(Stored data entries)
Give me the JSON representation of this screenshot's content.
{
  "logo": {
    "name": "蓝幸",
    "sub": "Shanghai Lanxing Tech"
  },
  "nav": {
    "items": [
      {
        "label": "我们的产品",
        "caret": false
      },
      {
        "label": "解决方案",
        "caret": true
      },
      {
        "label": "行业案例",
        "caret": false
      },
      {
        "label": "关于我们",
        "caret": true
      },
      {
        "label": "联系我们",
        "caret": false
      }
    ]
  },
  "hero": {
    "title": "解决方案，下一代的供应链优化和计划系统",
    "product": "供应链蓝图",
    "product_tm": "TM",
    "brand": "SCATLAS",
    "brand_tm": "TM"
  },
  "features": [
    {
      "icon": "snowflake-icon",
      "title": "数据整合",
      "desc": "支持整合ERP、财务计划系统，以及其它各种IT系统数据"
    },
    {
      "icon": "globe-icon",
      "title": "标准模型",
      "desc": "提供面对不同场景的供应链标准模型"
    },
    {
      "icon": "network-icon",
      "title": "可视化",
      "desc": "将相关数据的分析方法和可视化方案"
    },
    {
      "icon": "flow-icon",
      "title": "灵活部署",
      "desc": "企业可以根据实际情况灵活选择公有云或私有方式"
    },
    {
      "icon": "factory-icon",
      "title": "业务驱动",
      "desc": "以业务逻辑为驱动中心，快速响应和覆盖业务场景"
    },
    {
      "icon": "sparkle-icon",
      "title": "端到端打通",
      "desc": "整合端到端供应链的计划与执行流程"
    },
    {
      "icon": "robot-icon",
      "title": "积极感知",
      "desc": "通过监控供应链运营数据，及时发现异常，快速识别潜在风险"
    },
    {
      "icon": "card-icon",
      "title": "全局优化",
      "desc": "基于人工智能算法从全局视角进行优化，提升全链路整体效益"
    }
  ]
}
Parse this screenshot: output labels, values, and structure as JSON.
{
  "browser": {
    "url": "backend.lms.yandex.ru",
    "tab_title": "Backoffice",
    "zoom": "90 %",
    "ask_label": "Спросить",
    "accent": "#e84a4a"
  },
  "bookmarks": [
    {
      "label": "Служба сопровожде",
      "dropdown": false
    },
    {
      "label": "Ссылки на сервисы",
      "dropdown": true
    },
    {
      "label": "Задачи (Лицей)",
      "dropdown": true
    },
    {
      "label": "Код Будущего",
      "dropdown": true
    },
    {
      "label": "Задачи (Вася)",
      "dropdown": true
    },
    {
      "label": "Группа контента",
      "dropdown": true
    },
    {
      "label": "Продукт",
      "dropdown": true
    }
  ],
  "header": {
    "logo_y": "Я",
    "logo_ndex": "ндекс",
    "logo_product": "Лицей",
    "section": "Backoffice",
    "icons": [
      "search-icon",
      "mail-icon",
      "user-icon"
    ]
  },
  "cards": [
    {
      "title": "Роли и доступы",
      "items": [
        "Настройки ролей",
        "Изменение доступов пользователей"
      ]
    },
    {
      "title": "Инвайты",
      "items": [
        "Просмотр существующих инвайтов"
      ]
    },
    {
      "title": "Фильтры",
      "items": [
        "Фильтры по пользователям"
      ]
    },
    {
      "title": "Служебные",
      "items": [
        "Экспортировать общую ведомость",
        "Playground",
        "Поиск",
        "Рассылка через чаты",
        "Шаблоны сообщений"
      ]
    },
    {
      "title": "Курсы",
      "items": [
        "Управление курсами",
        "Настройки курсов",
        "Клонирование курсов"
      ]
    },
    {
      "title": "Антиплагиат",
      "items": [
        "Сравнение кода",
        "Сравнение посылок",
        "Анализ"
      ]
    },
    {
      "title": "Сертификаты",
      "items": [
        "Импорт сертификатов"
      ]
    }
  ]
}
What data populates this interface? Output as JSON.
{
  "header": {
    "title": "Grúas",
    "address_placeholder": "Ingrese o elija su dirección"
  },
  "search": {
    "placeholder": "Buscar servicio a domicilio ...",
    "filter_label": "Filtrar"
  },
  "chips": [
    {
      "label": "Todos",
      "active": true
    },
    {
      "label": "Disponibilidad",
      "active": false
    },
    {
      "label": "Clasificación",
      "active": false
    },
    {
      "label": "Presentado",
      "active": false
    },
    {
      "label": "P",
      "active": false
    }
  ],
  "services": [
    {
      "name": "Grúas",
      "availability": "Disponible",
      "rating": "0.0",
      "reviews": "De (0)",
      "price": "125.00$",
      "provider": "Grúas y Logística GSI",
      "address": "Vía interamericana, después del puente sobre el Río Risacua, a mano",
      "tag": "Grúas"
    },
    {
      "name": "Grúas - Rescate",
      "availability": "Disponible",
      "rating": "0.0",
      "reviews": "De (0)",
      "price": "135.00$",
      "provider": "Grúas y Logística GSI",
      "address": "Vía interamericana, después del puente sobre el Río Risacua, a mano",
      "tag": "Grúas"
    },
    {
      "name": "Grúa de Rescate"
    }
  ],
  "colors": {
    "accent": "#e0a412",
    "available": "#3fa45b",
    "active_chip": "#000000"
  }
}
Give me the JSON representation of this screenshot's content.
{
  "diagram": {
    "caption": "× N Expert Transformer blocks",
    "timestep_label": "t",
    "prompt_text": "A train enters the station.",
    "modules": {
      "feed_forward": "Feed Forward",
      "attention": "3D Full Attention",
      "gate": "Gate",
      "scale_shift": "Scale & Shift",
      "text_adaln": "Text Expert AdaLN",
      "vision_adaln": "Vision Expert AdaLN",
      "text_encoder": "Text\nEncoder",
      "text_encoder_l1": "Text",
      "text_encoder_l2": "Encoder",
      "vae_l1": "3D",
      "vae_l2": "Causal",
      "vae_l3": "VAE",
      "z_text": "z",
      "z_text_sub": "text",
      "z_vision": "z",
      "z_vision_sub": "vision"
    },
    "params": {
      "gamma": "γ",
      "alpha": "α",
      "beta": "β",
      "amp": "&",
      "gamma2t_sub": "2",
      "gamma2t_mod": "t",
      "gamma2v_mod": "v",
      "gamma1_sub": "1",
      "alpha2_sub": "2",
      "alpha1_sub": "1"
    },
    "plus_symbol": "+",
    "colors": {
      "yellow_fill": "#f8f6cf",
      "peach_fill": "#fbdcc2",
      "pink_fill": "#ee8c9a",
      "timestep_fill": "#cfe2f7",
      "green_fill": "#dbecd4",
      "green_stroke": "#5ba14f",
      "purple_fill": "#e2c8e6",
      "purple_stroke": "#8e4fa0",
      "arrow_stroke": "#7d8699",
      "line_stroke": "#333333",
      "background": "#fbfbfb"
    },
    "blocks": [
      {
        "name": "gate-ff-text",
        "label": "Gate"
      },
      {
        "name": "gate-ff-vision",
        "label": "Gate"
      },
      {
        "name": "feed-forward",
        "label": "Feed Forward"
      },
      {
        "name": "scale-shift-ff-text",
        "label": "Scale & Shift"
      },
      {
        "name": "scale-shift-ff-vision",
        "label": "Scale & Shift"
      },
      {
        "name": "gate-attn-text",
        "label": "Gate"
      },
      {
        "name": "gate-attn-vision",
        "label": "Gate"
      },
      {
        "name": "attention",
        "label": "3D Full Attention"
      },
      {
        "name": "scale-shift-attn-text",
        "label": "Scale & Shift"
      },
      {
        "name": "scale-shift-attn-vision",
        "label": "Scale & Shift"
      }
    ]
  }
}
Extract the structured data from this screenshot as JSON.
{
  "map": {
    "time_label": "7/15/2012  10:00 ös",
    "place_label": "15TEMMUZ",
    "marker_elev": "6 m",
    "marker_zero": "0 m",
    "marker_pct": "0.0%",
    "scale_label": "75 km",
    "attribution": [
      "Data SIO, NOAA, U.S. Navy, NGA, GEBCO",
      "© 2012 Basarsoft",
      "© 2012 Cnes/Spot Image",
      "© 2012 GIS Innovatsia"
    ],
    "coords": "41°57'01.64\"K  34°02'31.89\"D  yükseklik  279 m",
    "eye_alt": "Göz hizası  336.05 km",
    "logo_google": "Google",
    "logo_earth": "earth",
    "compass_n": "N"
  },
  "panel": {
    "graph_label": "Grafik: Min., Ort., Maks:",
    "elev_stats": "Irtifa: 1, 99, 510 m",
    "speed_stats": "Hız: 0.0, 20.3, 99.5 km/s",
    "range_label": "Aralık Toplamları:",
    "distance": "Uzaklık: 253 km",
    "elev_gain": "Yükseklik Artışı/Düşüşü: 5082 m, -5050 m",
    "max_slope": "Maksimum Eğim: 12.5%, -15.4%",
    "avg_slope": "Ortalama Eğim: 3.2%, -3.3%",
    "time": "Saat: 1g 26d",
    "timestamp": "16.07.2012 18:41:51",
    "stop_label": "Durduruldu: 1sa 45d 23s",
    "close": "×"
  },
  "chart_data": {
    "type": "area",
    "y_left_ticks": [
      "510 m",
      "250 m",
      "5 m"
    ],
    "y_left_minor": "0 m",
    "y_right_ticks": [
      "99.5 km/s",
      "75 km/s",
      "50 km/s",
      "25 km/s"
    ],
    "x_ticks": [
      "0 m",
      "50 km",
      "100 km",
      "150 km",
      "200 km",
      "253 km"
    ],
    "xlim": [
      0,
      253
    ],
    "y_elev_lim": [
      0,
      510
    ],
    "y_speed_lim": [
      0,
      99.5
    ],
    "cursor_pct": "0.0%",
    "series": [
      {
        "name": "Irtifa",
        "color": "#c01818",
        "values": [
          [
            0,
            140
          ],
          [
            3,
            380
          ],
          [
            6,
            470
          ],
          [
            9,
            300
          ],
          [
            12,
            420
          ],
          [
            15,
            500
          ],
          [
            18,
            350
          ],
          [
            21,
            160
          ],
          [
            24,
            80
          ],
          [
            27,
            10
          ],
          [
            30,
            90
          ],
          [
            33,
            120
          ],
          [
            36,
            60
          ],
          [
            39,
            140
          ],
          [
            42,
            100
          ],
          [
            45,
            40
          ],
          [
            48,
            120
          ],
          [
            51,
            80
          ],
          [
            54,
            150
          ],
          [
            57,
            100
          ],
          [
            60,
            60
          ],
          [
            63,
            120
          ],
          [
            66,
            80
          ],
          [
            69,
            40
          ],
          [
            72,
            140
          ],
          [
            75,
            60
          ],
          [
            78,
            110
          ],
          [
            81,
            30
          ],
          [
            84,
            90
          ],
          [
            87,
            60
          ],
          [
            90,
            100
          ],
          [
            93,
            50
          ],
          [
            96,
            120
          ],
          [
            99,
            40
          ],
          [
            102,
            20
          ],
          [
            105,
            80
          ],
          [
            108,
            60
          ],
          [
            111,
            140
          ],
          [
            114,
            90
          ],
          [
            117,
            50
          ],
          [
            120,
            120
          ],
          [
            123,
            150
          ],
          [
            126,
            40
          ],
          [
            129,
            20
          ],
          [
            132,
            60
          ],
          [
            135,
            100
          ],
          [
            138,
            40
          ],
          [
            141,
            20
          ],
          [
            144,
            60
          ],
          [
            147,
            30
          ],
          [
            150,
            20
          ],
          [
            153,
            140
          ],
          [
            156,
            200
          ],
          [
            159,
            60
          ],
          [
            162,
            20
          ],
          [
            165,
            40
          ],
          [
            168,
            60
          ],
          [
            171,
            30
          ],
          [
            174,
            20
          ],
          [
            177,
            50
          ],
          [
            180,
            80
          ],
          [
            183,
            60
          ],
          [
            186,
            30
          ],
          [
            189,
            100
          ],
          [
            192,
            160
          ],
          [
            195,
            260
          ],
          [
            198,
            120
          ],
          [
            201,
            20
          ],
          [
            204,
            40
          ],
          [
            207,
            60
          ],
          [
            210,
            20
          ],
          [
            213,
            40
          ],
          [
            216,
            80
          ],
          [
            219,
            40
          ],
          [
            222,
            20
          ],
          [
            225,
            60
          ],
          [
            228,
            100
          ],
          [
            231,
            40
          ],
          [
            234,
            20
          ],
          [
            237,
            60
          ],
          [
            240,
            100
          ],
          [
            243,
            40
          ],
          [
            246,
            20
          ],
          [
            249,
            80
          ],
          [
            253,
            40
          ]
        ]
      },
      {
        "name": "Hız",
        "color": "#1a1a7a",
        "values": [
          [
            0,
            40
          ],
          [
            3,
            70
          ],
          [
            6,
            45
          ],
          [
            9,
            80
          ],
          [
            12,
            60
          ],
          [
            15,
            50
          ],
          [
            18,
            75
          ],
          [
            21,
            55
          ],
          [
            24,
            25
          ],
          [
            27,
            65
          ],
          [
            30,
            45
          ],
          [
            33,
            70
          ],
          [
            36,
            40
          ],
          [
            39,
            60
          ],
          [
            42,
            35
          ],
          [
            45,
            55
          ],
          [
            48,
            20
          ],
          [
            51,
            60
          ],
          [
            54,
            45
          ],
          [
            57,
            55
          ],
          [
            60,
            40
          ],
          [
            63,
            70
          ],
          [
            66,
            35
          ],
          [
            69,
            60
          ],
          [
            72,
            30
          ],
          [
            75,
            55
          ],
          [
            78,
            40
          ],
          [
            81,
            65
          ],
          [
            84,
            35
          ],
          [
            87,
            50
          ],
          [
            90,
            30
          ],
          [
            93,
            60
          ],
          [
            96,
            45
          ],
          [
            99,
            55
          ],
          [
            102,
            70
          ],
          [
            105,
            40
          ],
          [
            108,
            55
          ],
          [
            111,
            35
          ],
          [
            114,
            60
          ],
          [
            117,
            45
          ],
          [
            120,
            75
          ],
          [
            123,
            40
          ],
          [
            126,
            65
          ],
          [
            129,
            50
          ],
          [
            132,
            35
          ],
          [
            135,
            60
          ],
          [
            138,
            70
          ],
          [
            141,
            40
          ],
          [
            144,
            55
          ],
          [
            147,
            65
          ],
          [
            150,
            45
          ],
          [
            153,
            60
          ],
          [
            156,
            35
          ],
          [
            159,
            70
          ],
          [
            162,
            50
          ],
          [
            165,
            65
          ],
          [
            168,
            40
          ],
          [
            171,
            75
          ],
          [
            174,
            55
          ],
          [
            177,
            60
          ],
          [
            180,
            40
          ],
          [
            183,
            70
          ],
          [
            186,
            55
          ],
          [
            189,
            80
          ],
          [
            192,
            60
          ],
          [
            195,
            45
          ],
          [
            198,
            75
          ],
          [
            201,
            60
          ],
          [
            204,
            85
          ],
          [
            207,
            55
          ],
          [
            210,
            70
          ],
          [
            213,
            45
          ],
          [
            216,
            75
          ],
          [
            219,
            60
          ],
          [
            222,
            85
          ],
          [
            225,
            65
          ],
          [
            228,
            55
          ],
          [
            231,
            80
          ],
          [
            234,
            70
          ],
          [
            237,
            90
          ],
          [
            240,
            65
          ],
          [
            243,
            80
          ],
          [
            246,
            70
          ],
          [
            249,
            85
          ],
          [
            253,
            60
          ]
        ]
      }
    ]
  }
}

_REQUIRED TASK_: Say the number of lines in the records above that include the string "курсов", and no more.

_OUTPUT_: 2